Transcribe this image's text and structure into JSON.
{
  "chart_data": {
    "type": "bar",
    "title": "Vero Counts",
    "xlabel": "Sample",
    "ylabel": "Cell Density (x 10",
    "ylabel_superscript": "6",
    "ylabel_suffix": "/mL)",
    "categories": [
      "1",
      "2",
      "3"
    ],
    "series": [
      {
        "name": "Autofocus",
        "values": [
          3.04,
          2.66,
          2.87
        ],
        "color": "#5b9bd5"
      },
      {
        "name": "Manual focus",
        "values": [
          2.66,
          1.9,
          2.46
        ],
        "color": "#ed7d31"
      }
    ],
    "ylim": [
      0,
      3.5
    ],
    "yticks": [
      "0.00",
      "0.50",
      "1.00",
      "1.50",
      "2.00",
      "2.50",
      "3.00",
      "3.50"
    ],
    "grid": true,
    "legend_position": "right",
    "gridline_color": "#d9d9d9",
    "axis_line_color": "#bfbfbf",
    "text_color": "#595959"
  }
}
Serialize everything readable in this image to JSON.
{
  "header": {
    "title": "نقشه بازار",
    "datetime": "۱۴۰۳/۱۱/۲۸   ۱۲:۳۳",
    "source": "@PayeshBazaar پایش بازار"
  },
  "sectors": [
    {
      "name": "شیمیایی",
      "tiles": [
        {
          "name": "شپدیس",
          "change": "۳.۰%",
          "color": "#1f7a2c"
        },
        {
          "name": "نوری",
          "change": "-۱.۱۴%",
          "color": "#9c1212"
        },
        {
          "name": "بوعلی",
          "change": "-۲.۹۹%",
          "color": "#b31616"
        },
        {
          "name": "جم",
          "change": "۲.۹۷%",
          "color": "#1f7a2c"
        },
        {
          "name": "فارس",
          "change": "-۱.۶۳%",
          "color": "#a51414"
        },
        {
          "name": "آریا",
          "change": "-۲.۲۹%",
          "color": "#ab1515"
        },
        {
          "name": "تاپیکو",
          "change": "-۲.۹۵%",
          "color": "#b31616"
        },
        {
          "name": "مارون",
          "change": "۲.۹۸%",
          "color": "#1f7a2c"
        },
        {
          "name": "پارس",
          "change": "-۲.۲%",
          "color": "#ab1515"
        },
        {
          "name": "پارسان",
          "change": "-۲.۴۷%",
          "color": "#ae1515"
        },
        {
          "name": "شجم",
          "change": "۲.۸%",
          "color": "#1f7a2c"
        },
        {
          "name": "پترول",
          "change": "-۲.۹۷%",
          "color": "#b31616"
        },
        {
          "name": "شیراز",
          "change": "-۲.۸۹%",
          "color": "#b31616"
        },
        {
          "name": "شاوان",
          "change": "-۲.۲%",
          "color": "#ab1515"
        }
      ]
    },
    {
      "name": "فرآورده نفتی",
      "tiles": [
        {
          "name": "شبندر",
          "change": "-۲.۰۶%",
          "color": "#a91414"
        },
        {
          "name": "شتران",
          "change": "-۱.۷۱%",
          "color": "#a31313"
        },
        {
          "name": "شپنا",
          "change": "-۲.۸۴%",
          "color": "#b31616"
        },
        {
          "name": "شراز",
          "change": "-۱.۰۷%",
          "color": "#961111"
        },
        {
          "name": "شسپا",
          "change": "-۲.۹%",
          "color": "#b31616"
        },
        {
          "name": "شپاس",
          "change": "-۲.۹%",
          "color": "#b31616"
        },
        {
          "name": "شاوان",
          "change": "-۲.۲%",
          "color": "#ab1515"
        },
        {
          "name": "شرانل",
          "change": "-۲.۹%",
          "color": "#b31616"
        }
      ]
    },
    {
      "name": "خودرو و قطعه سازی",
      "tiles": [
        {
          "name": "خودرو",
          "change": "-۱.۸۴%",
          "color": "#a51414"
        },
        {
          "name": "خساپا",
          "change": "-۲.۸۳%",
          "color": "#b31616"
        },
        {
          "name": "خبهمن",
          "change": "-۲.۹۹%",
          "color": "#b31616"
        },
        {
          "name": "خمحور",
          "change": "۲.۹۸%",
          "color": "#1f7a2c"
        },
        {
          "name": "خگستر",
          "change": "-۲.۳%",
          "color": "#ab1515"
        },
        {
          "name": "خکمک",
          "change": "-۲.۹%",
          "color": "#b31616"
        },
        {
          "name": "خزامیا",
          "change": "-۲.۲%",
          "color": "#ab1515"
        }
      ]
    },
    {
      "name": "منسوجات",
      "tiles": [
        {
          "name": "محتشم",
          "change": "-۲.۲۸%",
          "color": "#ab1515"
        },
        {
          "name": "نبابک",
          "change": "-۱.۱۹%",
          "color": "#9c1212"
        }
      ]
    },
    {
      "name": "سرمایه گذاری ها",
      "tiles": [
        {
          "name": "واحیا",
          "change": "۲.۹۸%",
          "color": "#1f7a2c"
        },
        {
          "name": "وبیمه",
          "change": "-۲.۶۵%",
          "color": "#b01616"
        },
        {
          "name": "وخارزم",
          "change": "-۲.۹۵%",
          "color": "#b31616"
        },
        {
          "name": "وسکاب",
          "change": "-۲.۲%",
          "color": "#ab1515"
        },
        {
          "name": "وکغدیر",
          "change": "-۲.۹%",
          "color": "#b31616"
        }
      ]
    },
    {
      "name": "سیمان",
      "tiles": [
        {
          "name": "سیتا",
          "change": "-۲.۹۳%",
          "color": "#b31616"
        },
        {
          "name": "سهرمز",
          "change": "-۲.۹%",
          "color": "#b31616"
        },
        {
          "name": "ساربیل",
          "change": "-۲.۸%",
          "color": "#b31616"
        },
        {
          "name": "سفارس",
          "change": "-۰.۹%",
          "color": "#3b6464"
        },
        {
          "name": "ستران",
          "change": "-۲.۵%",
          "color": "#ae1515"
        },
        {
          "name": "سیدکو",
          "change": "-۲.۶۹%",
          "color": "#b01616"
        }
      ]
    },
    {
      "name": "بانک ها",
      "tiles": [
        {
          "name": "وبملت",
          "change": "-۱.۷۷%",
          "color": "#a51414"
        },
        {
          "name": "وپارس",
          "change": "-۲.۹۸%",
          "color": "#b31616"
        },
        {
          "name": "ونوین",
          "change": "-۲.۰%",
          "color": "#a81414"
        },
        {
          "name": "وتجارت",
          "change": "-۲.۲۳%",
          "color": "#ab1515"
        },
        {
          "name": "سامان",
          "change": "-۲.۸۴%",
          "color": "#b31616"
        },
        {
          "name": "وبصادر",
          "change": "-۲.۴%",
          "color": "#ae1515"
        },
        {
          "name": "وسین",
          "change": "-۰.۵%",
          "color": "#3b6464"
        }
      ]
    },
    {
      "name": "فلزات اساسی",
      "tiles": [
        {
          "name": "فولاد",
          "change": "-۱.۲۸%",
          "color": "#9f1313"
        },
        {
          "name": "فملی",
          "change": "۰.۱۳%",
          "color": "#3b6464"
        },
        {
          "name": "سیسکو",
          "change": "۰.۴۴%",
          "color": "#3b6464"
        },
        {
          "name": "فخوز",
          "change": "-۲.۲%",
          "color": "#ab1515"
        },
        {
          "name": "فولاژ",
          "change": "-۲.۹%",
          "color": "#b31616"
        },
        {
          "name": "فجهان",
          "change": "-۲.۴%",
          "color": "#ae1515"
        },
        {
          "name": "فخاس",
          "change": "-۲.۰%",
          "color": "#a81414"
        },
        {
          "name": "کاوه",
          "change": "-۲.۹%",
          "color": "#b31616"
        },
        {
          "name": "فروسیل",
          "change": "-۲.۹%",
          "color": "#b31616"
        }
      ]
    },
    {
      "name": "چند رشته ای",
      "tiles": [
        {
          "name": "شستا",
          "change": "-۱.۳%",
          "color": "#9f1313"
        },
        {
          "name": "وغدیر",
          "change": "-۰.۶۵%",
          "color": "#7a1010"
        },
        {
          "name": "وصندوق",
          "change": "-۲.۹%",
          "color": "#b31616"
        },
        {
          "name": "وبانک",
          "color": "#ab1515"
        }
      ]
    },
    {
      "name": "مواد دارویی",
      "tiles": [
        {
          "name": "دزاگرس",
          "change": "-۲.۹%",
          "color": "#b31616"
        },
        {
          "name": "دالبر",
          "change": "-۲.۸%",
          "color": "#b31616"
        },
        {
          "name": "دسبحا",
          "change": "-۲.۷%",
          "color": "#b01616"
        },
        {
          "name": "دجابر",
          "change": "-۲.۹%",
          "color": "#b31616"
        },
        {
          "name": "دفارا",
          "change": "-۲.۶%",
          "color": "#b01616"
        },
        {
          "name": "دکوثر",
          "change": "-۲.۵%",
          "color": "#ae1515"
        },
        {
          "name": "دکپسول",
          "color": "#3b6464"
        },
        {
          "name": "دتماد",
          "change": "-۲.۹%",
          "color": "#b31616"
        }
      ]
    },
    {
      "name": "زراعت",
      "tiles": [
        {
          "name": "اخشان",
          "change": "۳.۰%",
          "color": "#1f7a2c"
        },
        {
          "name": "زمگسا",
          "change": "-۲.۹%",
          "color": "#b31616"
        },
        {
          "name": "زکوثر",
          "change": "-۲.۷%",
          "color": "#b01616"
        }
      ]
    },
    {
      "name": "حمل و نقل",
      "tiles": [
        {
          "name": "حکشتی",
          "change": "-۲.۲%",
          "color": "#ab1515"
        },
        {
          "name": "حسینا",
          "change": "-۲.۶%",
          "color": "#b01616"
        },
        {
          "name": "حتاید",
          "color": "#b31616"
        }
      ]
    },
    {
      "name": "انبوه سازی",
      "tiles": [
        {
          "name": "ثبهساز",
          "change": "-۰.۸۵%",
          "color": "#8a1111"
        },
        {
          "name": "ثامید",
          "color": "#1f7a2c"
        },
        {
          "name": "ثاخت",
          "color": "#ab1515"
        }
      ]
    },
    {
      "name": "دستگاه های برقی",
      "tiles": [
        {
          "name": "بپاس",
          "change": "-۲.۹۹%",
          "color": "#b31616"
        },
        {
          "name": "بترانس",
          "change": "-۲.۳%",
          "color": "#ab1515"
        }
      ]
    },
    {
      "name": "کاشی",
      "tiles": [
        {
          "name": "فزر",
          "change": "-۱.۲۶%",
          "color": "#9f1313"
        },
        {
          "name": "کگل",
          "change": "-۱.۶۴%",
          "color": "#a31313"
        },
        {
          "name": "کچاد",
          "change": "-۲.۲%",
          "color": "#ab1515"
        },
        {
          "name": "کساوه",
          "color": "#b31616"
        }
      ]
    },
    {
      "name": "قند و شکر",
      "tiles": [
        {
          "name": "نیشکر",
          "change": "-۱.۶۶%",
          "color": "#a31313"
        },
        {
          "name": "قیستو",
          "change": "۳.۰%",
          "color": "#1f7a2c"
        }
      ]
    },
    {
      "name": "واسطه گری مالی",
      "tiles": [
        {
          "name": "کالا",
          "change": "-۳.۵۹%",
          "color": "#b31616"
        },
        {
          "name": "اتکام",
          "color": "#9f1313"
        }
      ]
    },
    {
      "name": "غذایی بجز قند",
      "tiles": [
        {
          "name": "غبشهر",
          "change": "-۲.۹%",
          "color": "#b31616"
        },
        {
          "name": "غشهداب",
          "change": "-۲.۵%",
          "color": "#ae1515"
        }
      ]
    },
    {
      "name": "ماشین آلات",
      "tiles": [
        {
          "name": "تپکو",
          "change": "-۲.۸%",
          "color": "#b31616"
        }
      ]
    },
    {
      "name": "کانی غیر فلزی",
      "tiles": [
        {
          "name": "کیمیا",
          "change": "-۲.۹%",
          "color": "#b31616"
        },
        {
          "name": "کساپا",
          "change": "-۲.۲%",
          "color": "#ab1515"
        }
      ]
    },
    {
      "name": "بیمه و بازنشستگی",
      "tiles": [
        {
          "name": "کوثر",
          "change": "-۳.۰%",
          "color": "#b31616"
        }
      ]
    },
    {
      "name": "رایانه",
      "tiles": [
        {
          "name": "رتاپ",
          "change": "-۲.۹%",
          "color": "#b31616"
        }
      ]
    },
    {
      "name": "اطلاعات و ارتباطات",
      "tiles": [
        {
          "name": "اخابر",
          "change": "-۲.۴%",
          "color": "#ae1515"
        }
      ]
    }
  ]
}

--------------------------------------------------

Task to carry out ::
Point out every line holding the string "JSON" and copy it.

Exercise solution ::
Transcribe this image's text and structure into JSON.
Serialize everything readable in this image to JSON.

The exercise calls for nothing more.